What is needed: Copy out every line of the records below verbatim, leaving out the pictures.

++++++++++

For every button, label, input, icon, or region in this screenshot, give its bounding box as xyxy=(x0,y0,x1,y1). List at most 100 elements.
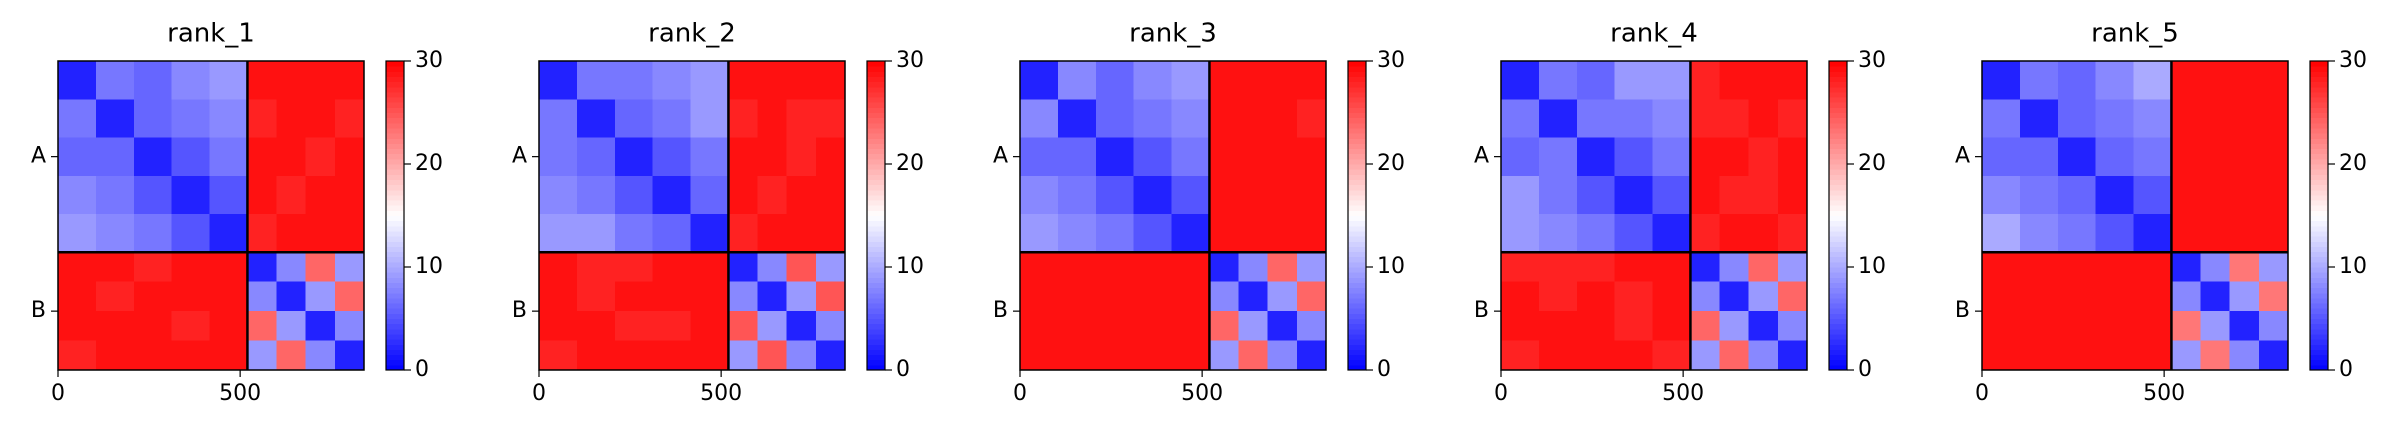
heatmap-cell xyxy=(2095,311,2134,341)
colorbar-segment xyxy=(1348,251,1366,258)
heatmap-cell xyxy=(1095,137,1134,176)
colorbar-segment xyxy=(867,277,885,283)
heatmap-cell xyxy=(133,214,172,253)
heatmap-cell xyxy=(247,61,277,100)
heatmap-cell xyxy=(652,214,691,253)
heatmap-cell xyxy=(1777,311,1807,341)
heatmap-cell xyxy=(2171,61,2201,100)
colorbar-segment xyxy=(867,127,885,134)
colorbar-segment xyxy=(867,328,885,335)
heatmap-cell xyxy=(1538,340,1577,370)
heatmap-cell xyxy=(1777,252,1807,282)
heatmap-cell xyxy=(2229,61,2259,100)
colorbar-segment xyxy=(1348,138,1366,144)
colorbar-segment xyxy=(1829,261,1847,268)
colorbar-segment xyxy=(867,272,885,278)
colorbar-segment xyxy=(386,267,404,273)
heatmap-cell xyxy=(95,340,134,370)
heatmap-cell xyxy=(171,137,210,176)
heatmap-cell xyxy=(1171,214,1210,253)
colorbar-segment xyxy=(867,91,885,98)
heatmap-cell xyxy=(652,311,691,341)
colorbar-tick-label: 0 xyxy=(2339,357,2353,382)
colorbar-segment xyxy=(386,71,404,77)
heatmap-cell xyxy=(171,99,210,138)
colorbar-segment xyxy=(2310,364,2328,371)
colorbar-segment xyxy=(386,364,404,371)
colorbar-segment xyxy=(2310,303,2328,309)
heatmap-cell xyxy=(334,311,364,341)
colorbar-segment xyxy=(2310,86,2328,93)
colorbar-segment xyxy=(386,61,404,67)
heatmap-cell xyxy=(2258,311,2288,341)
colorbar-segment xyxy=(386,297,404,304)
heatmap-cell xyxy=(1296,175,1326,215)
heatmap-cell xyxy=(2095,175,2134,215)
colorbar-segment xyxy=(867,81,885,88)
heatmap-cell xyxy=(815,99,845,138)
colorbar-segment xyxy=(386,76,404,83)
heatmap-cell xyxy=(1057,61,1096,100)
colorbar-segment xyxy=(867,230,885,237)
heatmap-cell xyxy=(1690,175,1720,215)
x-tick-label: 500 xyxy=(700,381,742,406)
heatmap-cell xyxy=(1057,252,1096,282)
colorbar-frame xyxy=(2309,60,2329,371)
colorbar-segment xyxy=(867,61,885,67)
colorbar-tick-label: 30 xyxy=(896,48,924,73)
heatmap-cell xyxy=(305,311,335,341)
y-tick-label: B xyxy=(993,298,1008,323)
heatmap-cell xyxy=(1690,61,1720,100)
heatmap-cell xyxy=(209,252,248,282)
heatmap-cell xyxy=(690,214,729,253)
heatmap-cell xyxy=(95,99,134,138)
colorbar-segment xyxy=(1829,333,1847,340)
colorbar-segment xyxy=(867,359,885,366)
colorbar-segment xyxy=(1829,148,1847,155)
heatmap-cell xyxy=(276,214,306,253)
colorbar-tick-label: 20 xyxy=(415,151,443,176)
colorbar-segment xyxy=(867,287,885,294)
colorbar-segment xyxy=(386,246,404,253)
heatmap-cell xyxy=(757,61,787,100)
colorbar-segment xyxy=(1348,303,1366,309)
heatmap-cell xyxy=(2258,99,2288,138)
heatmap-cell xyxy=(614,214,653,253)
colorbar-segment xyxy=(386,251,404,258)
heatmap-cell xyxy=(2200,137,2230,176)
heatmap-cell xyxy=(305,61,335,100)
colorbar-segment xyxy=(1348,297,1366,304)
heatmap-cell xyxy=(1095,175,1134,215)
colorbar-frame xyxy=(1828,60,1848,371)
colorbar-segment xyxy=(1829,122,1847,129)
heatmap-cell xyxy=(276,137,306,176)
heatmap-cell xyxy=(2171,137,2201,176)
colorbar-segment xyxy=(386,318,404,325)
colorbar-segment xyxy=(1348,91,1366,98)
heatmap-cell xyxy=(1020,175,1058,215)
colorbar-segment xyxy=(867,86,885,93)
heatmap-cell xyxy=(171,311,210,341)
colorbar-segment xyxy=(1829,143,1847,150)
heatmap-cell xyxy=(690,137,729,176)
heatmap-cell xyxy=(1057,137,1096,176)
y-tick-label: A xyxy=(993,144,1008,169)
heatmap-cell xyxy=(209,311,248,341)
heatmap-cell xyxy=(1057,175,1096,215)
heatmap-cell xyxy=(1296,61,1326,100)
heatmap-cell xyxy=(2019,175,2058,215)
heatmap-cell xyxy=(815,311,845,341)
colorbar-segment xyxy=(1829,174,1847,180)
colorbar-segment xyxy=(867,158,885,165)
colorbar-segment xyxy=(386,282,404,289)
colorbar-segment xyxy=(867,349,885,356)
colorbar-segment xyxy=(2310,158,2328,165)
heatmap-cell xyxy=(690,252,729,282)
heatmap-cell xyxy=(2019,252,2058,282)
heatmap-cell xyxy=(1614,281,1653,312)
heatmap-cell xyxy=(757,281,787,312)
heatmap-cell xyxy=(2171,281,2201,312)
heatmap-cell xyxy=(1777,61,1807,100)
heatmap-cell xyxy=(2133,214,2172,253)
heatmap-cell xyxy=(1777,281,1807,312)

++++++++++

Finished task:
For every button, label, input, icon, or region in this screenshot, give its bounding box as xyxy=(x0,y0,x1,y1). List at most 100 elements.
heatmap-cell xyxy=(2095,311,2134,341)
colorbar-segment xyxy=(1348,251,1366,258)
heatmap-cell xyxy=(1095,137,1134,176)
colorbar-segment xyxy=(867,277,885,283)
heatmap-cell xyxy=(133,214,172,253)
heatmap-cell xyxy=(247,61,277,100)
heatmap-cell xyxy=(652,214,691,253)
heatmap-cell xyxy=(1777,311,1807,341)
heatmap-cell xyxy=(2171,61,2201,100)
colorbar-segment xyxy=(867,127,885,134)
colorbar-segment xyxy=(867,328,885,335)
heatmap-cell xyxy=(1538,340,1577,370)
heatmap-cell xyxy=(1777,252,1807,282)
heatmap-cell xyxy=(2229,61,2259,100)
colorbar-segment xyxy=(1348,138,1366,144)
colorbar-segment xyxy=(1829,261,1847,268)
colorbar-segment xyxy=(867,272,885,278)
colorbar-segment xyxy=(386,267,404,273)
heatmap-cell xyxy=(95,340,134,370)
heatmap-cell xyxy=(171,137,210,176)
heatmap-cell xyxy=(1171,214,1210,253)
colorbar-segment xyxy=(867,91,885,98)
heatmap-cell xyxy=(652,311,691,341)
colorbar-tick-label: 0 xyxy=(2339,357,2353,382)
colorbar-segment xyxy=(386,71,404,77)
heatmap-cell xyxy=(171,99,210,138)
colorbar-segment xyxy=(2310,364,2328,371)
colorbar-segment xyxy=(386,364,404,371)
colorbar-segment xyxy=(2310,303,2328,309)
heatmap-cell xyxy=(334,311,364,341)
colorbar-segment xyxy=(2310,86,2328,93)
colorbar-segment xyxy=(386,61,404,67)
heatmap-cell xyxy=(2258,311,2288,341)
colorbar-segment xyxy=(386,297,404,304)
heatmap-cell xyxy=(1296,175,1326,215)
heatmap-cell xyxy=(2095,175,2134,215)
colorbar-segment xyxy=(867,81,885,88)
heatmap-cell xyxy=(815,99,845,138)
colorbar-segment xyxy=(386,76,404,83)
heatmap-cell xyxy=(1057,61,1096,100)
colorbar-segment xyxy=(867,230,885,237)
heatmap-cell xyxy=(1690,175,1720,215)
x-tick-label: 500 xyxy=(700,381,742,406)
heatmap-cell xyxy=(1057,252,1096,282)
colorbar-frame xyxy=(2309,60,2329,371)
colorbar-segment xyxy=(867,61,885,67)
colorbar-tick-label: 30 xyxy=(896,48,924,73)
heatmap-cell xyxy=(305,311,335,341)
y-tick-label: B xyxy=(993,298,1008,323)
heatmap-cell xyxy=(1690,61,1720,100)
heatmap-cell xyxy=(209,252,248,282)
heatmap-cell xyxy=(690,214,729,253)
heatmap-cell xyxy=(95,99,134,138)
colorbar-segment xyxy=(1829,333,1847,340)
colorbar-segment xyxy=(867,359,885,366)
colorbar-segment xyxy=(1829,148,1847,155)
heatmap-cell xyxy=(276,214,306,253)
colorbar-tick-label: 20 xyxy=(415,151,443,176)
colorbar-segment xyxy=(867,287,885,294)
colorbar-segment xyxy=(386,246,404,253)
heatmap-cell xyxy=(757,61,787,100)
colorbar-segment xyxy=(1348,303,1366,309)
heatmap-cell xyxy=(2258,99,2288,138)
heatmap-cell xyxy=(614,214,653,253)
colorbar-segment xyxy=(386,251,404,258)
heatmap-cell xyxy=(2200,137,2230,176)
heatmap-cell xyxy=(305,61,335,100)
colorbar-segment xyxy=(1348,297,1366,304)
heatmap-cell xyxy=(1095,175,1134,215)
colorbar-frame xyxy=(1828,60,1848,371)
colorbar-segment xyxy=(1829,122,1847,129)
heatmap-cell xyxy=(276,137,306,176)
heatmap-cell xyxy=(2171,137,2201,176)
colorbar-segment xyxy=(386,318,404,325)
colorbar-segment xyxy=(1348,91,1366,98)
heatmap-cell xyxy=(1020,175,1058,215)
colorbar-segment xyxy=(867,86,885,93)
heatmap-cell xyxy=(171,311,210,341)
colorbar-segment xyxy=(1829,143,1847,150)
heatmap-cell xyxy=(690,137,729,176)
heatmap-cell xyxy=(1057,137,1096,176)
y-tick-label: A xyxy=(993,144,1008,169)
heatmap-cell xyxy=(209,311,248,341)
heatmap-cell xyxy=(1057,175,1096,215)
heatmap-cell xyxy=(1296,61,1326,100)
heatmap-cell xyxy=(2019,175,2058,215)
heatmap-cell xyxy=(815,311,845,341)
colorbar-segment xyxy=(1829,174,1847,180)
colorbar-segment xyxy=(867,158,885,165)
colorbar-segment xyxy=(386,282,404,289)
colorbar-segment xyxy=(867,349,885,356)
colorbar-segment xyxy=(2310,158,2328,165)
heatmap-cell xyxy=(690,252,729,282)
heatmap-cell xyxy=(2019,252,2058,282)
heatmap-cell xyxy=(1614,281,1653,312)
heatmap-cell xyxy=(757,281,787,312)
heatmap-cell xyxy=(2171,281,2201,312)
heatmap-cell xyxy=(1777,61,1807,100)
heatmap-cell xyxy=(2133,214,2172,253)
heatmap-cell xyxy=(1777,281,1807,312)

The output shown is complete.